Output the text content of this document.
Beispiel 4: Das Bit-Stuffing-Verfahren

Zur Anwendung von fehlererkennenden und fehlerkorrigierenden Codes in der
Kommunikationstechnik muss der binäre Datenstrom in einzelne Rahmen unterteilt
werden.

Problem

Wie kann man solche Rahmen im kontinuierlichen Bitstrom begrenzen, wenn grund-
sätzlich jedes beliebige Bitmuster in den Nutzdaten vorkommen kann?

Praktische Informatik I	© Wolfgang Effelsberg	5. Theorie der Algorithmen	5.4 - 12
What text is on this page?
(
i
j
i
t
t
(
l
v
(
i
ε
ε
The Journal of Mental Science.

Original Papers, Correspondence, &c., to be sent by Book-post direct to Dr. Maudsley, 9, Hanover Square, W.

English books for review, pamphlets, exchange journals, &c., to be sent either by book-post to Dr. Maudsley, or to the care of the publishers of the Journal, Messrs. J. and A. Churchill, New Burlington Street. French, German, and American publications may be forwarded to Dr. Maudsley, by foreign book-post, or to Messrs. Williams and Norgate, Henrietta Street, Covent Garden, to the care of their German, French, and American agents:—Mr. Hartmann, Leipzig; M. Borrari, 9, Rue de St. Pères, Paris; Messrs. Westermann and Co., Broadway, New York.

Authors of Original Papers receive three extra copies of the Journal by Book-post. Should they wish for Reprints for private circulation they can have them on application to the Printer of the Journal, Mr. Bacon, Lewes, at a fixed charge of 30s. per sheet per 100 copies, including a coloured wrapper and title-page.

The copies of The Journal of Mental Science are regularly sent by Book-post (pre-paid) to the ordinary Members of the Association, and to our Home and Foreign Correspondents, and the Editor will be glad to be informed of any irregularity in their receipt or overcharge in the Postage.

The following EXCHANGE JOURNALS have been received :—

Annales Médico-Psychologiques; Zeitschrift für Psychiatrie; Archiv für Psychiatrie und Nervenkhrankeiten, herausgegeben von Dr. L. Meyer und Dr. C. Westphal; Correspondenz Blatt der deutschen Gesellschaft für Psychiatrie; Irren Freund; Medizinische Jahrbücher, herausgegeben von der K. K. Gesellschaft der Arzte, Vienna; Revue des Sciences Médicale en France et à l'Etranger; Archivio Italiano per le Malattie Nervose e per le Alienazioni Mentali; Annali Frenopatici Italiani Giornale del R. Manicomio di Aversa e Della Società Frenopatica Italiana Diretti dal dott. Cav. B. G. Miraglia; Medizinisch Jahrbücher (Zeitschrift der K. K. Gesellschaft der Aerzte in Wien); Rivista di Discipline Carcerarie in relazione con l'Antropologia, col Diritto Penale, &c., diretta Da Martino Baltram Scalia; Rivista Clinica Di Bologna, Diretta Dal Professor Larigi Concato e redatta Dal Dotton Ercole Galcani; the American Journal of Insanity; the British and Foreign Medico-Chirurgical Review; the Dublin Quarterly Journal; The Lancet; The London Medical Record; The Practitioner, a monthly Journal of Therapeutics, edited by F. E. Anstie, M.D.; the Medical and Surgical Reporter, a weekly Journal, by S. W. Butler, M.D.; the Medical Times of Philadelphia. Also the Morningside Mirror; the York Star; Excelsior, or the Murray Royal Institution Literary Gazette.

> **What needs to be done**
Repeat the data precisely, line by line.

> **Response**
Output the text content of this document.
Beispiel 4: Das Bit-Stuffing-Verfahren

Zur Anwendung von fehlererkennenden und fehlerkorrigierenden Codes in der
Kommunikationstechnik muss der binäre Datenstrom in einzelne Rahmen unterteilt
werden.

Problem

Wie kann man solche Rahmen im kontinuierlichen Bitstrom begrenzen, wenn grund-
sätzlich jedes beliebige Bitmuster in den Nutzdaten vorkommen kann?

Praktische Informatik I	© Wolfgang Effelsberg	5. Theorie der Algorithmen	5.4 - 12
What text is on this page?
(
i
j
i
t
t
(
l
v
(
i
ε
ε
The Journal of Mental Science.

Original Papers, Correspondence, &c., to be sent by Book-post direct to Dr. Maudsley, 9, Hanover Square, W.

English books for review, pamphlets, exchange journals, &c., to be sent either by book-post to Dr. Maudsley, or to the care of the publishers of the Journal, Messrs. J. and A. Churchill, New Burlington Street. French, German, and American publications may be forwarded to Dr. Maudsley, by foreign book-post, or to Messrs. Williams and Norgate, Henrietta Street, Covent Garden, to the care of their German, French, and American agents:—Mr. Hartmann, Leipzig; M. Borrari, 9, Rue de St. Pères, Paris; Messrs. Westermann and Co., Broadway, New York.

Authors of Original Papers receive three extra copies of the Journal by Book-post. Should they wish for Reprints for private circulation they can have them on application to the Printer of the Journal, Mr. Bacon, Lewes, at a fixed charge of 30s. per sheet per 100 copies, including a coloured wrapper and title-page.

The copies of The Journal of Mental Science are regularly sent by Book-post (pre-paid) to the ordinary Members of the Association, and to our Home and Foreign Correspondents, and the Editor will be glad to be informed of any irregularity in their receipt or overcharge in the Postage.

The following EXCHANGE JOURNALS have been received :—

Annales Médico-Psychologiques; Zeitschrift für Psychiatrie; Archiv für Psychiatrie und Nervenkhrankeiten, herausgegeben von Dr. L. Meyer und Dr. C. Westphal; Correspondenz Blatt der deutschen Gesellschaft für Psychiatrie; Irren Freund; Medizinische Jahrbücher, herausgegeben von der K. K. Gesellschaft der Arzte, Vienna; Revue des Sciences Médicale en France et à l'Etranger; Archivio Italiano per le Malattie Nervose e per le Alienazioni Mentali; Annali Frenopatici Italiani Giornale del R. Manicomio di Aversa e Della Società Frenopatica Italiana Diretti dal dott. Cav. B. G. Miraglia; Medizinisch Jahrbücher (Zeitschrift der K. K. Gesellschaft der Aerzte in Wien); Rivista di Discipline Carcerarie in relazione con l'Antropologia, col Diritto Penale, &c., diretta Da Martino Baltram Scalia; Rivista Clinica Di Bologna, Diretta Dal Professor Larigi Concato e redatta Dal Dotton Ercole Galcani; the American Journal of Insanity; the British and Foreign Medico-Chirurgical Review; the Dublin Quarterly Journal; The Lancet; The London Medical Record; The Practitioner, a monthly Journal of Therapeutics, edited by F. E. Anstie, M.D.; the Medical and Surgical Reporter, a weekly Journal, by S. W. Butler, M.D.; the Medical Times of Philadelphia. Also the Morningside Mirror; the York Star; Excelsior, or the Murray Royal Institution Literary Gazette.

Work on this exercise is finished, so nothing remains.